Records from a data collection
>>>

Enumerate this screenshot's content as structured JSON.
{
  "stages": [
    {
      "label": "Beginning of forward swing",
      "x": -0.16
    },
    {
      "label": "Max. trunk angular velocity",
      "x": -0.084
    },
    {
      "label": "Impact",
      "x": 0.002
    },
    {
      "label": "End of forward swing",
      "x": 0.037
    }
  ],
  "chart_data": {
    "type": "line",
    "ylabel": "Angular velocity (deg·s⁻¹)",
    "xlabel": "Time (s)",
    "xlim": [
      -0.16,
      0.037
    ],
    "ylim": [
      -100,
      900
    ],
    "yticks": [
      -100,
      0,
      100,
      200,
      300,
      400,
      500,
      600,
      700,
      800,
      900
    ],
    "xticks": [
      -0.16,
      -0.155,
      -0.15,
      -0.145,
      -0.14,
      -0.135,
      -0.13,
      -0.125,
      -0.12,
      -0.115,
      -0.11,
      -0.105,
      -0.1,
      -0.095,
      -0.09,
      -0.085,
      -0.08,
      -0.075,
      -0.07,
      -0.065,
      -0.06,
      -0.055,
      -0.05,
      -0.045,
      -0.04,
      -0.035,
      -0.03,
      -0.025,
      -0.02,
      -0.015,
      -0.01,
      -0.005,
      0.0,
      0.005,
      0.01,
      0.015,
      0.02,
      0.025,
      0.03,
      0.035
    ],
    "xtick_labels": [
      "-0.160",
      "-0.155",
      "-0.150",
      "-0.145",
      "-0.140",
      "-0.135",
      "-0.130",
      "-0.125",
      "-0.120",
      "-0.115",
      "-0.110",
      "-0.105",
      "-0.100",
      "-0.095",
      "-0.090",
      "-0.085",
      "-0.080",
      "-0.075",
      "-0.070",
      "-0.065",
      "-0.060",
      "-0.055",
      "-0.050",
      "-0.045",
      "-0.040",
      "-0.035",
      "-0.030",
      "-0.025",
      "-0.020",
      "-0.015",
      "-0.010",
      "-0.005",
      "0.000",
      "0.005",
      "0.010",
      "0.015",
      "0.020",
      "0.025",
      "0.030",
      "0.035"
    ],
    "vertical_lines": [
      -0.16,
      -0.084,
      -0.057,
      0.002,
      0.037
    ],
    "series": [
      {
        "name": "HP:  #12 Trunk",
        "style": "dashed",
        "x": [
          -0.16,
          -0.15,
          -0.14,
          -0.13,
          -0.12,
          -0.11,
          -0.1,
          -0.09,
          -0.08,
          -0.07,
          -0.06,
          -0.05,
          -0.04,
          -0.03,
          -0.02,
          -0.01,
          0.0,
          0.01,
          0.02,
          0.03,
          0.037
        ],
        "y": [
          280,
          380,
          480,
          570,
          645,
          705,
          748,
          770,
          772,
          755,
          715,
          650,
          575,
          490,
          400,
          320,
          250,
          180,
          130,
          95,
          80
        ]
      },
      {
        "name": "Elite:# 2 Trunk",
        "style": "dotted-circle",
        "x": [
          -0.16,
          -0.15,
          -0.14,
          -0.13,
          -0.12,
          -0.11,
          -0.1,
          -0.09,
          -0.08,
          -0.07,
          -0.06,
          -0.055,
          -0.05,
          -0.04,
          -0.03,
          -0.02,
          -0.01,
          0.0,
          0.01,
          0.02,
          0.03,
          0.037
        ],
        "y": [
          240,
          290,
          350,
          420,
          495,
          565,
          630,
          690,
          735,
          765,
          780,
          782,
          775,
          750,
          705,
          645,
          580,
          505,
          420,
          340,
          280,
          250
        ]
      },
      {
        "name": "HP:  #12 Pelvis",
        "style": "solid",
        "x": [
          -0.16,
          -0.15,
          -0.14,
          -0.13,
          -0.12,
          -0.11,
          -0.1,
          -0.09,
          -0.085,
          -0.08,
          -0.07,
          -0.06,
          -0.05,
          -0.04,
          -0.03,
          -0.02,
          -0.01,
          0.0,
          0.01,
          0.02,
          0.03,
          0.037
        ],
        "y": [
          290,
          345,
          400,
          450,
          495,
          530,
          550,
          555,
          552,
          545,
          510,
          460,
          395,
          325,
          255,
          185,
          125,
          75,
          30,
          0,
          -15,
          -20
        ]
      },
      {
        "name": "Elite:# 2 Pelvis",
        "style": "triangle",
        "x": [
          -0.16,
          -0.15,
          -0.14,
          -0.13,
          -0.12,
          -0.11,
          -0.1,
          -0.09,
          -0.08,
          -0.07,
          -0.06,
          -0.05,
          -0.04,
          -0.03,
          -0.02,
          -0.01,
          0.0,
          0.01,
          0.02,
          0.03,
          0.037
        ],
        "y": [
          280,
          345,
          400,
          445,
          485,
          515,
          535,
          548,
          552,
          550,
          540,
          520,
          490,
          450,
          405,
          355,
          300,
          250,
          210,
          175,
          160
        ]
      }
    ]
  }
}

<<<

PROBLEM REQUIREMENTS: Tally the lines of the data that contain the string "swing" and report the total alone.

COMPLETED EXERCISE: 2